PROBLEM »
Identify the lines bearing the string "означает" and gather them.

EXERCISE MATERIAL »

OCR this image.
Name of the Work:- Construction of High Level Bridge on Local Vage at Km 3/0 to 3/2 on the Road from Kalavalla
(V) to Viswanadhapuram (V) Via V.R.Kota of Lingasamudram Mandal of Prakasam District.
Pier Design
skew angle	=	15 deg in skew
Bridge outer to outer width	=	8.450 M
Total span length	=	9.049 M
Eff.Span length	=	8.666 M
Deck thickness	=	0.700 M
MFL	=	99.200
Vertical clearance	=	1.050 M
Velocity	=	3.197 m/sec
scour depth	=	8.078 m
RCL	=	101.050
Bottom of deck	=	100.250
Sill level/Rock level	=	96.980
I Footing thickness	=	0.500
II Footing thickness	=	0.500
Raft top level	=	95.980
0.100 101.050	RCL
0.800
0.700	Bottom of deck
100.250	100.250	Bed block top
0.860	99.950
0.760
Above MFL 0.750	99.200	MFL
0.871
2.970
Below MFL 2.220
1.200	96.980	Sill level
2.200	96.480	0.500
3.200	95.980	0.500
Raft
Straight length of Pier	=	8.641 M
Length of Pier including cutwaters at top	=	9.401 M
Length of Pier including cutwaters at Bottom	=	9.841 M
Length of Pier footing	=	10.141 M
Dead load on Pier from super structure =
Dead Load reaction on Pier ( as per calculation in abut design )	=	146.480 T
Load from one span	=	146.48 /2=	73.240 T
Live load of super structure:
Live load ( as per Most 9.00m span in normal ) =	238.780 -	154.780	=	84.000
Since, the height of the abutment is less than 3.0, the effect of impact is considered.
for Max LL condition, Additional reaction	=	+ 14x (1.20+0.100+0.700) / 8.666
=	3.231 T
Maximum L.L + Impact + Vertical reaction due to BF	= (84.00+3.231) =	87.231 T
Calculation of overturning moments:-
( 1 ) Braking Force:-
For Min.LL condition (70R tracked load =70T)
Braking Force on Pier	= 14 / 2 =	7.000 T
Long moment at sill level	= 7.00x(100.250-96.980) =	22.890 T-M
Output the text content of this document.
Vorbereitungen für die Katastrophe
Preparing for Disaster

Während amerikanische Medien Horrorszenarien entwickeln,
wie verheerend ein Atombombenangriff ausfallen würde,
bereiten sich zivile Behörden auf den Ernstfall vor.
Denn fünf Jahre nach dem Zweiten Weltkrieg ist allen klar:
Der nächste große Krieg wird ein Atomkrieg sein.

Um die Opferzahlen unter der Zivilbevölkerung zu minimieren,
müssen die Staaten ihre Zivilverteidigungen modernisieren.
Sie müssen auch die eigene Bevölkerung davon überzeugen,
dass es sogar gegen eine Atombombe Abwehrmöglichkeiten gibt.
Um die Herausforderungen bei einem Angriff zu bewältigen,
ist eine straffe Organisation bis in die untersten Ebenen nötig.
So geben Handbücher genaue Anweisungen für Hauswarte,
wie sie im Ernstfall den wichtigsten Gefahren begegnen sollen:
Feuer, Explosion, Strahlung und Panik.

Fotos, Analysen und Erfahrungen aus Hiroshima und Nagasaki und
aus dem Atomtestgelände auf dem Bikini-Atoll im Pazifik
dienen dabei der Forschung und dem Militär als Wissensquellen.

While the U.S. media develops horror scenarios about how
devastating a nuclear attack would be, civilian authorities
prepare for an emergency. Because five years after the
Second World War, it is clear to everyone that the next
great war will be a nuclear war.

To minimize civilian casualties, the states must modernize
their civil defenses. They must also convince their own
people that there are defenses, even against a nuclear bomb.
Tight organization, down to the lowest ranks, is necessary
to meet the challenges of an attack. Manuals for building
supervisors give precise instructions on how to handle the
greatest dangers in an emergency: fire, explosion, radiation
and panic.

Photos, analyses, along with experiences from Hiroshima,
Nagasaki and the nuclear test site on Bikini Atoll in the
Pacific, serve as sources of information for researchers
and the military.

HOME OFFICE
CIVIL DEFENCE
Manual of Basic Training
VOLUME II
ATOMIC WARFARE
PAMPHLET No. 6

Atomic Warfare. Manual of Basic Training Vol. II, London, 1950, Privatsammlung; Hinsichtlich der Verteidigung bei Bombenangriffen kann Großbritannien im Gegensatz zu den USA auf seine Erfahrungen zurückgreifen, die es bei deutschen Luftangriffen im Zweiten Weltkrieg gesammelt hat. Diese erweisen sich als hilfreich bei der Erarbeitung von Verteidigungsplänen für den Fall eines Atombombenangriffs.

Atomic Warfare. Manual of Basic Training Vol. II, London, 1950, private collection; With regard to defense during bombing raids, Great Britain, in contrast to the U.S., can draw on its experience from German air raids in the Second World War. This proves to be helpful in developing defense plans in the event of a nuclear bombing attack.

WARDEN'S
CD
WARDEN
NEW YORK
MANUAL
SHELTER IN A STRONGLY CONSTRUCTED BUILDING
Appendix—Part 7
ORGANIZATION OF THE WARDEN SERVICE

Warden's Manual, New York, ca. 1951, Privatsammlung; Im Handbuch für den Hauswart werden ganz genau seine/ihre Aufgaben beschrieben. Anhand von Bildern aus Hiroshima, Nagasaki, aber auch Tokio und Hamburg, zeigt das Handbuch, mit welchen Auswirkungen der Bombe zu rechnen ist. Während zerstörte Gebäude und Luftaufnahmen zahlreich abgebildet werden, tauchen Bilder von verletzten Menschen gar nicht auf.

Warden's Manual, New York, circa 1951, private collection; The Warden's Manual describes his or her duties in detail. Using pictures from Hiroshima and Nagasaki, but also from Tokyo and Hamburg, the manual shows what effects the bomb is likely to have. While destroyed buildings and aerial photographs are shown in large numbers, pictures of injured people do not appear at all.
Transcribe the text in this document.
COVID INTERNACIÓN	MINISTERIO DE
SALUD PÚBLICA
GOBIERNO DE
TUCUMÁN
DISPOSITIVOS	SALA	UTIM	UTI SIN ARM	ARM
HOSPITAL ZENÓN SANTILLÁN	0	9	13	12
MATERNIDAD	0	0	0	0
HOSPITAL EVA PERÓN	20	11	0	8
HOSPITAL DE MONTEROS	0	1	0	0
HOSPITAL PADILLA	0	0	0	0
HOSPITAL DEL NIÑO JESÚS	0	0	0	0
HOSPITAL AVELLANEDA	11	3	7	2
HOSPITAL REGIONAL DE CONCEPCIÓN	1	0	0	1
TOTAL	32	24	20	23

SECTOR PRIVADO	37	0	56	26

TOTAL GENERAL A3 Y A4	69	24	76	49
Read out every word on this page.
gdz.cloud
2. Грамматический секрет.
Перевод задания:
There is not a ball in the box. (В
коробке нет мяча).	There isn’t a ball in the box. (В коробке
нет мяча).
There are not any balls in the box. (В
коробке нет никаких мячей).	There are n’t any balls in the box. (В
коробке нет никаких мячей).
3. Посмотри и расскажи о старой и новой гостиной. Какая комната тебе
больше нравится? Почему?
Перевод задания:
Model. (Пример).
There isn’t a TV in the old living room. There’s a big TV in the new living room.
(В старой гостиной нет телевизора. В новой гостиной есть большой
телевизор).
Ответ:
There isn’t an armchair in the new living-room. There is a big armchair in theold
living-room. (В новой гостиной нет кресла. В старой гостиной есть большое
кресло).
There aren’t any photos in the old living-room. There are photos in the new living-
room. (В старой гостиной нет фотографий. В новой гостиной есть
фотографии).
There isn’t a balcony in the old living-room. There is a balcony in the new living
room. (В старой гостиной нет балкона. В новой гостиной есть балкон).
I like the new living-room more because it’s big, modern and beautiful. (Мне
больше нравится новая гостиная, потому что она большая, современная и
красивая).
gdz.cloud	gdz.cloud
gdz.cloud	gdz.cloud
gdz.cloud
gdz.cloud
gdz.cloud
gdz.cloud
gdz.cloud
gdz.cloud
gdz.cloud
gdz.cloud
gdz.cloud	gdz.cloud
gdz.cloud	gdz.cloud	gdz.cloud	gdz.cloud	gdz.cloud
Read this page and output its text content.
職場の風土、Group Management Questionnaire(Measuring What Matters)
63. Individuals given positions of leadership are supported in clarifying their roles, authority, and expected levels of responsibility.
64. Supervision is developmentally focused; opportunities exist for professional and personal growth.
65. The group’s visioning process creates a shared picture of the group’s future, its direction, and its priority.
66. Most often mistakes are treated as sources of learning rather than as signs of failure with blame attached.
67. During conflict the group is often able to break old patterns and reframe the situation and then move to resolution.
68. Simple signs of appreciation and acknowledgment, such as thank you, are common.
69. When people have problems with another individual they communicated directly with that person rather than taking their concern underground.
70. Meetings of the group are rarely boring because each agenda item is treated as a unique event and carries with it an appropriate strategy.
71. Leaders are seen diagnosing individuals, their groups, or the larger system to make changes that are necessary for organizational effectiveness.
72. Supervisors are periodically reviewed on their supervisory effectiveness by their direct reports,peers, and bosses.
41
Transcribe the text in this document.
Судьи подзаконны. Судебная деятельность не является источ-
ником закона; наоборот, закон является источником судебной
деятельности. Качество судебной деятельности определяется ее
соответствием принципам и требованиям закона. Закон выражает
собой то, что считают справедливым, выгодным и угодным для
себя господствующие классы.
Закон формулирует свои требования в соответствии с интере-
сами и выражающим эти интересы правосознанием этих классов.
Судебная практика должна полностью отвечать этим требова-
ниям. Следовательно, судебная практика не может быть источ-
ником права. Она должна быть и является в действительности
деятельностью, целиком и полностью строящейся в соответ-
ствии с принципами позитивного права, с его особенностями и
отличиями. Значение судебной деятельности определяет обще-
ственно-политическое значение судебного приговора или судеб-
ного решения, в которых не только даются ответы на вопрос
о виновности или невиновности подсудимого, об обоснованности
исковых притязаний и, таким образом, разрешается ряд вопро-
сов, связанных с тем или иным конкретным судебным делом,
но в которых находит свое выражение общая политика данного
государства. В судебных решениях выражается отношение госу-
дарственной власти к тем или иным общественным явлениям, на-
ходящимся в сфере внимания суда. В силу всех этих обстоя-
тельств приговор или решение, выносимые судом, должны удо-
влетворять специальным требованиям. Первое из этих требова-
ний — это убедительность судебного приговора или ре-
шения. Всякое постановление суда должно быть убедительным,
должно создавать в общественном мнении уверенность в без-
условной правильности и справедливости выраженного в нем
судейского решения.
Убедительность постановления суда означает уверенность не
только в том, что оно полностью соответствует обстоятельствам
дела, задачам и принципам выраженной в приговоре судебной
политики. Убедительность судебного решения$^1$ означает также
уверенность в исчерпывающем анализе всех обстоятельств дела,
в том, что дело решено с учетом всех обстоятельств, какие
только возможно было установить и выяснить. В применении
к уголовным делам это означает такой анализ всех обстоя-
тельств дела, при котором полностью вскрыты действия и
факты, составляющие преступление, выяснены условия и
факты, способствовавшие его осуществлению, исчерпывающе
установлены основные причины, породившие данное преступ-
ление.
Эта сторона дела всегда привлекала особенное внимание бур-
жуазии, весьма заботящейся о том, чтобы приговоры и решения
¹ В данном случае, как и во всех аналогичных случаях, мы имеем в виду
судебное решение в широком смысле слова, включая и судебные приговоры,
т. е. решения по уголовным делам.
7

RESULT BELOW »
Убедительность постановления суда означает уверенность не
политики. Убедительность судебного решения$^1$ означает также
к уголовным делам это означает такой анализ всех обстоя-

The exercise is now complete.